Dataset entries:
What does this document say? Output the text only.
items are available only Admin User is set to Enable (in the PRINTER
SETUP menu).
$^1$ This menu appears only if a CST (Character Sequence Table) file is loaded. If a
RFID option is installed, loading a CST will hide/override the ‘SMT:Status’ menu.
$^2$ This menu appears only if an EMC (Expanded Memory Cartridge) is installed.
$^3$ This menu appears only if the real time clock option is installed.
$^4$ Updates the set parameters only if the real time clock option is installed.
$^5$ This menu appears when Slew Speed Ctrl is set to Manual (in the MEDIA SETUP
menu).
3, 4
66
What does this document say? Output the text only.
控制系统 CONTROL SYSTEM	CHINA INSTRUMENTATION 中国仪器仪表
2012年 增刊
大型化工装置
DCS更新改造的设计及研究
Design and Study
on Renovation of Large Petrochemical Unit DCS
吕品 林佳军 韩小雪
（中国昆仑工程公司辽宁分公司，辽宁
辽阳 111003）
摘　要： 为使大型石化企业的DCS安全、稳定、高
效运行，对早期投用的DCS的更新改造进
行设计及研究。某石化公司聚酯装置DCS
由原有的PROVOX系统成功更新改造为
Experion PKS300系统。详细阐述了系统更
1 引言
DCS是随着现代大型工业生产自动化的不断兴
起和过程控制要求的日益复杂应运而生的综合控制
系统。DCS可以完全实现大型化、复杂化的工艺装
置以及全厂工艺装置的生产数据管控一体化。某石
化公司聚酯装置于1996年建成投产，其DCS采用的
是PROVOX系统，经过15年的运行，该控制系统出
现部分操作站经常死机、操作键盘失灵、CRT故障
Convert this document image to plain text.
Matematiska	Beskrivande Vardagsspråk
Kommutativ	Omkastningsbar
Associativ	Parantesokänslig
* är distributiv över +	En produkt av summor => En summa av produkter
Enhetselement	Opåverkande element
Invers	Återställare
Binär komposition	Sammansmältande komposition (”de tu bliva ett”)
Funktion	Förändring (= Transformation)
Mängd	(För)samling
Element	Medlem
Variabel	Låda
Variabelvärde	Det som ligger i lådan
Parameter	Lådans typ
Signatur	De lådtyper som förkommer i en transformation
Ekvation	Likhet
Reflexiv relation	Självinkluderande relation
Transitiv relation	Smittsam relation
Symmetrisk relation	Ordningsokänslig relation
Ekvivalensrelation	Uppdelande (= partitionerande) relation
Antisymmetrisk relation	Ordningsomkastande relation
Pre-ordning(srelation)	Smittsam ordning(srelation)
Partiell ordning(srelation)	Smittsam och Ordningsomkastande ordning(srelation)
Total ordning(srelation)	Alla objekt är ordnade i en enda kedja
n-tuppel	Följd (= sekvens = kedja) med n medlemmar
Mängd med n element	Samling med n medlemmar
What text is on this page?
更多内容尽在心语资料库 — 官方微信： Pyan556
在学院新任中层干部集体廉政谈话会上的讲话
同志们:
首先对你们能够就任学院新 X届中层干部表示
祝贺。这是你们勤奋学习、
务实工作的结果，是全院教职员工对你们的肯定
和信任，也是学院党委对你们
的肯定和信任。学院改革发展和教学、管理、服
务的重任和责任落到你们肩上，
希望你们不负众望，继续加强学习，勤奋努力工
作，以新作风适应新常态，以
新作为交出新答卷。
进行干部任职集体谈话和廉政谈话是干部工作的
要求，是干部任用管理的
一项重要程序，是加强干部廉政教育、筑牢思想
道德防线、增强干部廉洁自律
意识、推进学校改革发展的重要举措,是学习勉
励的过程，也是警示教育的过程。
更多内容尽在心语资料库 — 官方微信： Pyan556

Written request: Across the records, count the lines holding the string "Mängd". Give the number and stop.

The reply: 2